Task requirements: Lines containing "subtitle" are to be counted. Report the count alone.

Input records:
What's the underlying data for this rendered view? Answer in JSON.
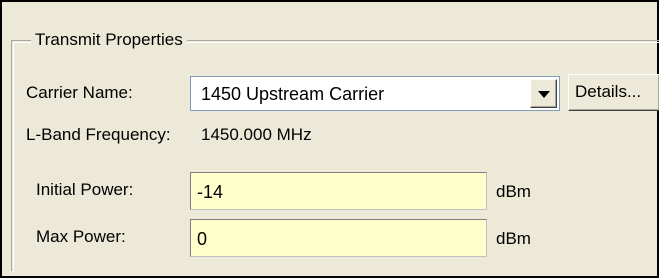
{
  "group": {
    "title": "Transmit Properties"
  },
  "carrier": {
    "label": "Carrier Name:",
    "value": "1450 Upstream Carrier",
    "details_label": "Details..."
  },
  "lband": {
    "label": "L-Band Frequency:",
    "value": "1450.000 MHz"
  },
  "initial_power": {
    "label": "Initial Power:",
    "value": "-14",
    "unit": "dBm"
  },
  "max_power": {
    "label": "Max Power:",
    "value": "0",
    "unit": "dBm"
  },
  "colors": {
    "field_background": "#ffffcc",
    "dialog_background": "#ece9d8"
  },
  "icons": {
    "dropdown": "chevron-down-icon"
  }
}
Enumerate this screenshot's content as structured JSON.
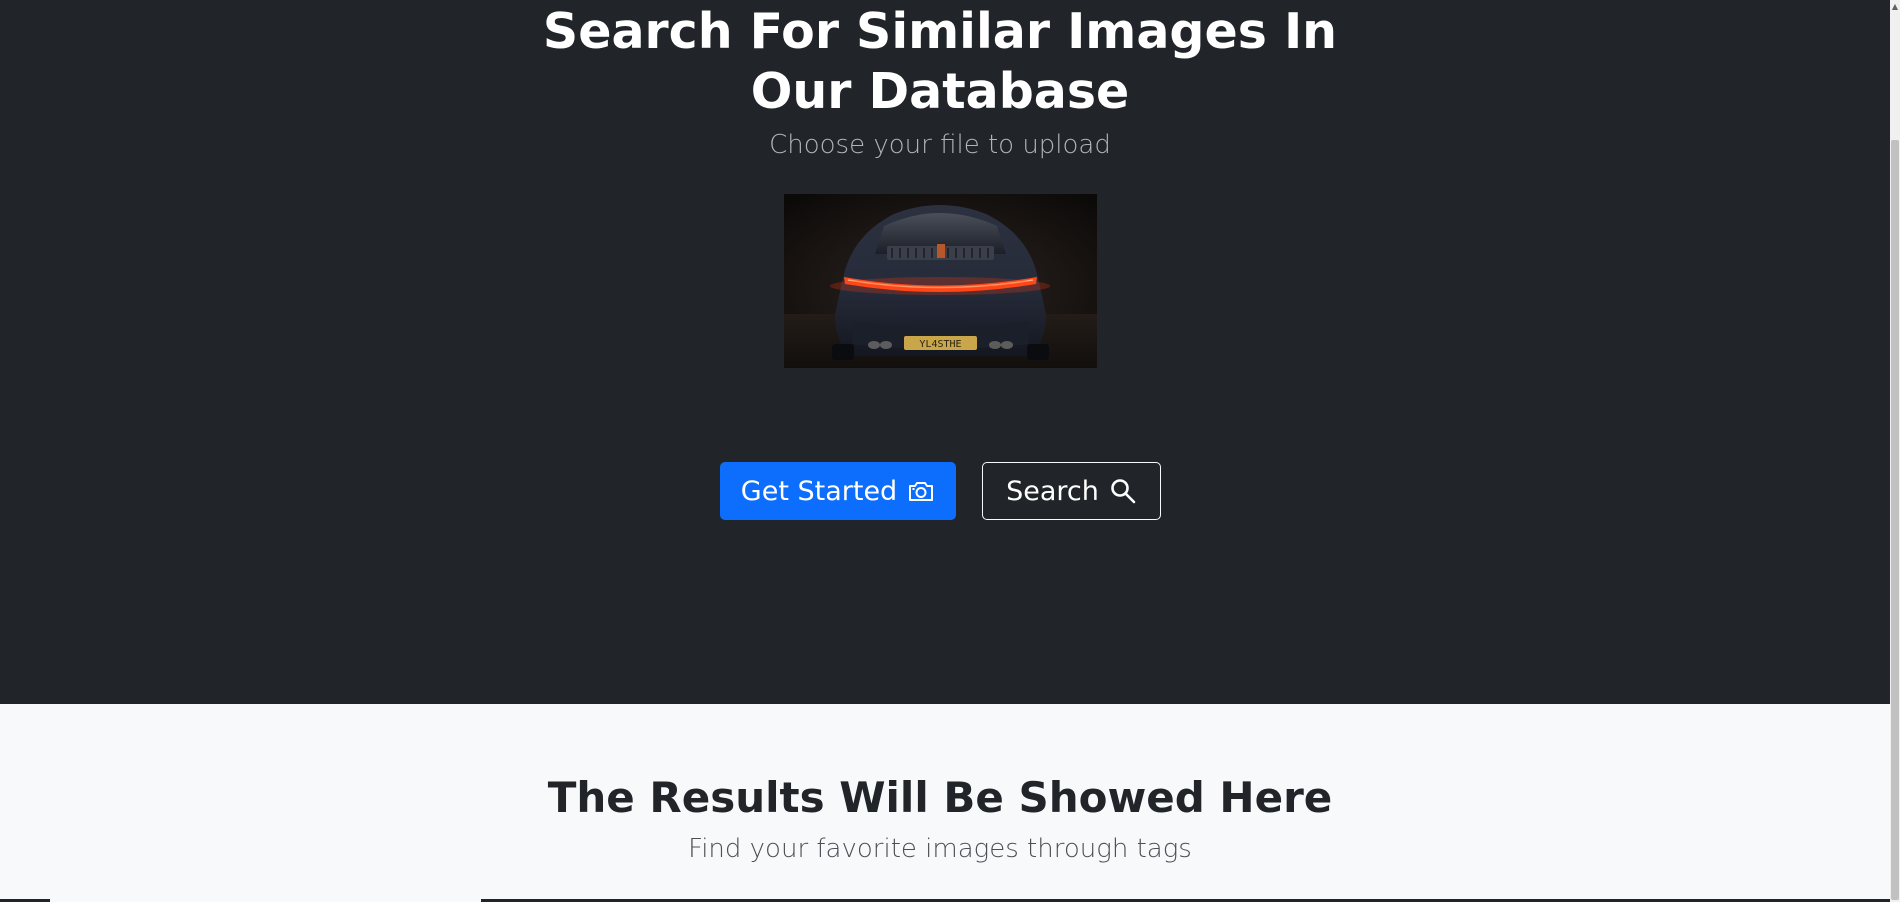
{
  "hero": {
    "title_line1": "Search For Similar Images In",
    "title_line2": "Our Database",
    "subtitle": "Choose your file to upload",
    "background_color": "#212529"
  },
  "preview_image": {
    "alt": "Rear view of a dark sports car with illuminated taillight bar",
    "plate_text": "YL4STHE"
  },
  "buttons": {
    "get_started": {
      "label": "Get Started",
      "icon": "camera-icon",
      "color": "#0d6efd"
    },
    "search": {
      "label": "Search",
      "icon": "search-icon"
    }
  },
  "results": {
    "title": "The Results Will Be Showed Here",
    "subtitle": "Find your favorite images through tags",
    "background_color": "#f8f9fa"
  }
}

Answer to this exercise: 2